-- begin DATA PROVIDED --
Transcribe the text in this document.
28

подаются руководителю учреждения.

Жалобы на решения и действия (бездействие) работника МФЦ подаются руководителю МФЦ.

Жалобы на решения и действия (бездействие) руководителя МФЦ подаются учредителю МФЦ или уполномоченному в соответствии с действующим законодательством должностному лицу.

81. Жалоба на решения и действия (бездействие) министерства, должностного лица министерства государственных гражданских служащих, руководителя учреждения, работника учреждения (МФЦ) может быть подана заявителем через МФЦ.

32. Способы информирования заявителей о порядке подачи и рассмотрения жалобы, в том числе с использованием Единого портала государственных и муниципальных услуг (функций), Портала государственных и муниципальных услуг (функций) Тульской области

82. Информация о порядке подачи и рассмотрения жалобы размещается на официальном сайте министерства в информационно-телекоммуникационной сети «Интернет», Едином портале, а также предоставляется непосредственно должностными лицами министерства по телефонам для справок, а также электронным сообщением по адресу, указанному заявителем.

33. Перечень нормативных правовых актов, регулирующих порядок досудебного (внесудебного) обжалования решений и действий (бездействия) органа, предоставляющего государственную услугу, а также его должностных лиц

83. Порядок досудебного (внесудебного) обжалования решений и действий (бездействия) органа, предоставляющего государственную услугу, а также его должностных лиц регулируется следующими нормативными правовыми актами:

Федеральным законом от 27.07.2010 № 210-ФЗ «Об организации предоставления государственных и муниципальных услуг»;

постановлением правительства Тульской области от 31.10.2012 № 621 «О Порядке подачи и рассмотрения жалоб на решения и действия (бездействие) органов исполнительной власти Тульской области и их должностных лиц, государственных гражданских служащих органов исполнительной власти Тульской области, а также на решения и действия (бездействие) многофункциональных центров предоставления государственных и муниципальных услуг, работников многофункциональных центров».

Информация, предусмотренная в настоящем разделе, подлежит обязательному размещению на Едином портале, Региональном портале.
-- end DATA PROVIDED --
-- begin DATA PROVIDED --
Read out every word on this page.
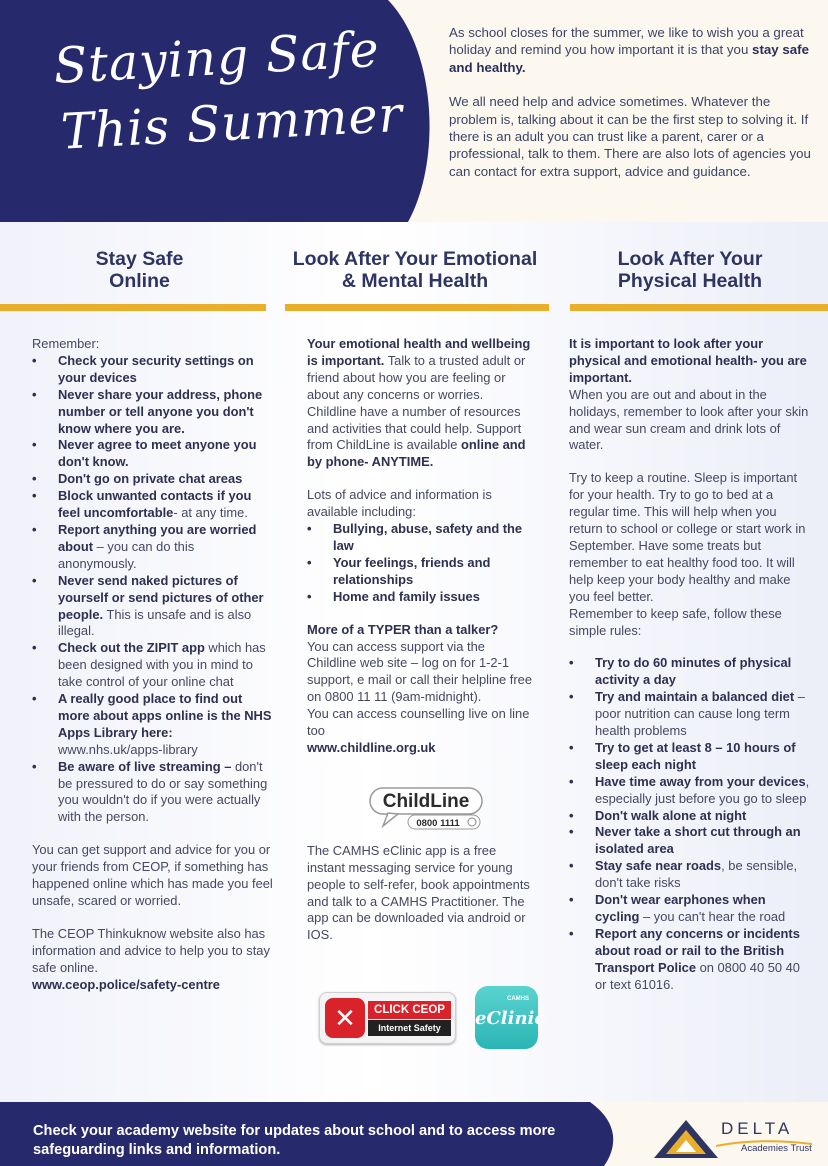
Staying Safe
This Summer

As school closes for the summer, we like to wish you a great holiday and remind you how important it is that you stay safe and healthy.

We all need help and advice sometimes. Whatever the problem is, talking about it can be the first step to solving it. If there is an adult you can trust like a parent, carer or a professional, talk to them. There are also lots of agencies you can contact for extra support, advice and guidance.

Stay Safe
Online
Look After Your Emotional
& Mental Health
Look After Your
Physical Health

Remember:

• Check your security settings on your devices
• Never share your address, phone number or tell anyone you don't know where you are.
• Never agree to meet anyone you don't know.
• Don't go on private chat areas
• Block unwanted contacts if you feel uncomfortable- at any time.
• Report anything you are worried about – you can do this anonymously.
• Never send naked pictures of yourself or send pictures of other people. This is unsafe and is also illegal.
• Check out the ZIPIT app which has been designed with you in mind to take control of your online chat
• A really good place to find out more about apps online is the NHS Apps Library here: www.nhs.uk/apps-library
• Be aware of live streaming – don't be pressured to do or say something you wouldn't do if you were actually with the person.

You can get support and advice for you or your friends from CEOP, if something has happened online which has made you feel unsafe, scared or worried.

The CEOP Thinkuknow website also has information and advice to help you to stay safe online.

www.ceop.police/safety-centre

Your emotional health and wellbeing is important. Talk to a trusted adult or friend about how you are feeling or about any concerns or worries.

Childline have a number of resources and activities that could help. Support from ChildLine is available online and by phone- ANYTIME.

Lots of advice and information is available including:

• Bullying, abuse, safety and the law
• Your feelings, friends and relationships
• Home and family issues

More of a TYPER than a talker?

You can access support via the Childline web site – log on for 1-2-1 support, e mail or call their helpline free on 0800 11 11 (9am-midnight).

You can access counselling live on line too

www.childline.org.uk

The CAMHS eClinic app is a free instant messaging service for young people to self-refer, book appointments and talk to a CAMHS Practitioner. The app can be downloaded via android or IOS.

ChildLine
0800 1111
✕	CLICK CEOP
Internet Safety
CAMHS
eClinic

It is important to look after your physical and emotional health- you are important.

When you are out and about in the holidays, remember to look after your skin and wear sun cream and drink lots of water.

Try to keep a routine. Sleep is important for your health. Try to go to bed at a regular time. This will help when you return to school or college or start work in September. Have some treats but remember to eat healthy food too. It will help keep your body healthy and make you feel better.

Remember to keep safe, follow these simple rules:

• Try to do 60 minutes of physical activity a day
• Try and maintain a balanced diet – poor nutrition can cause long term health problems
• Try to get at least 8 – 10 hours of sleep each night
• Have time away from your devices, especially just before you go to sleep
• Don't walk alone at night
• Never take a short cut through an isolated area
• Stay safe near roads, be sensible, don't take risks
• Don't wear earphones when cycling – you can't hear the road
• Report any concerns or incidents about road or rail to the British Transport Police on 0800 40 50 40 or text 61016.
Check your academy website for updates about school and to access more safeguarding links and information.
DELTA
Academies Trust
-- end DATA PROVIDED --
-- begin DATA PROVIDED --
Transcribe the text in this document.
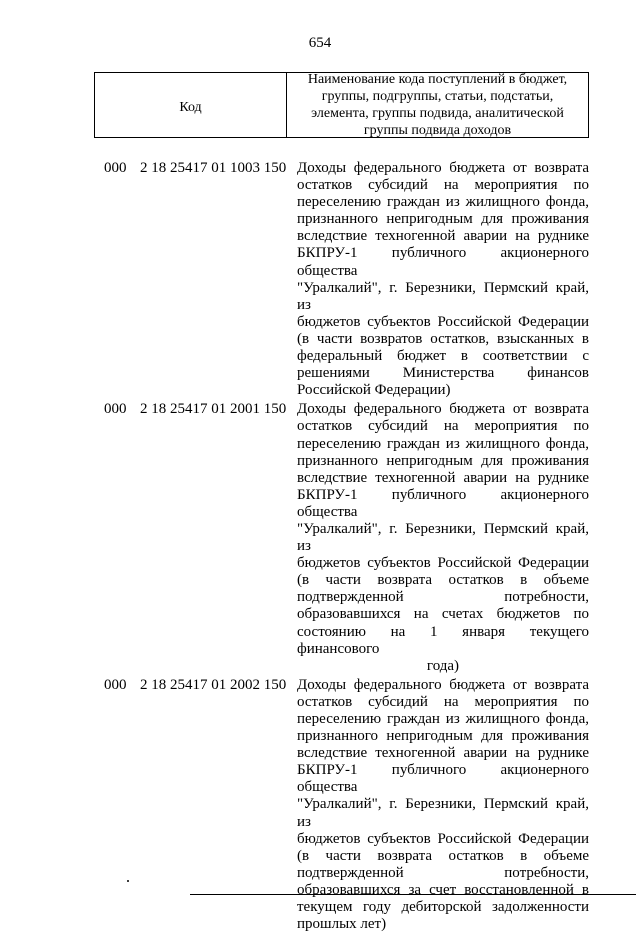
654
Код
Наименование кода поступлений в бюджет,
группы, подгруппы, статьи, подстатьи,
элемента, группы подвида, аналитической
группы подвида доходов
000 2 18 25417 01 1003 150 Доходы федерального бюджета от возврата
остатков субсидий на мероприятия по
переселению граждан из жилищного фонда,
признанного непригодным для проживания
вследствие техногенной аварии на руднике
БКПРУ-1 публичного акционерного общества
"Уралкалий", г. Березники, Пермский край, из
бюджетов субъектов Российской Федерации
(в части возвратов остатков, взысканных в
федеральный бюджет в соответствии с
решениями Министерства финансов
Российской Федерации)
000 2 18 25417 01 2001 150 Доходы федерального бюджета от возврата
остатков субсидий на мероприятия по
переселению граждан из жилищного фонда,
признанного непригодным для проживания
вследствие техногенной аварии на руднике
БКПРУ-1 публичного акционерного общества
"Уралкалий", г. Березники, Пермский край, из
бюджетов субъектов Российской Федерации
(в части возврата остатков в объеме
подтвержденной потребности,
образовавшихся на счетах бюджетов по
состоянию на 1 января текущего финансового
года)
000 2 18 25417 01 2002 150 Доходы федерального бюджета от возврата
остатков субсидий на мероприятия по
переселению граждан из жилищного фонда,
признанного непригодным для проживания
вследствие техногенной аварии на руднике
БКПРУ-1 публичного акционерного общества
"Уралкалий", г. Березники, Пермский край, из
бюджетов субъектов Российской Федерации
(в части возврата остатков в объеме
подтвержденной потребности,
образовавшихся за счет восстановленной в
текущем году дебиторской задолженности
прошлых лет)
-- end DATA PROVIDED --
### GOAL OF THE EXERCISE
Select all lines in the listing that include the word "adult".

### EXERCISE RESULT
We all need help and advice sometimes. Whatever the problem is, talking about it can be the first step to solving it. If there is an adult you can trust like a parent, carer or a professional, talk to them. There are also lots of agencies you can contact for extra support, advice and guidance.
Your emotional health and wellbeing is important. Talk to a trusted adult or friend about how you are feeling or about any concerns or worries.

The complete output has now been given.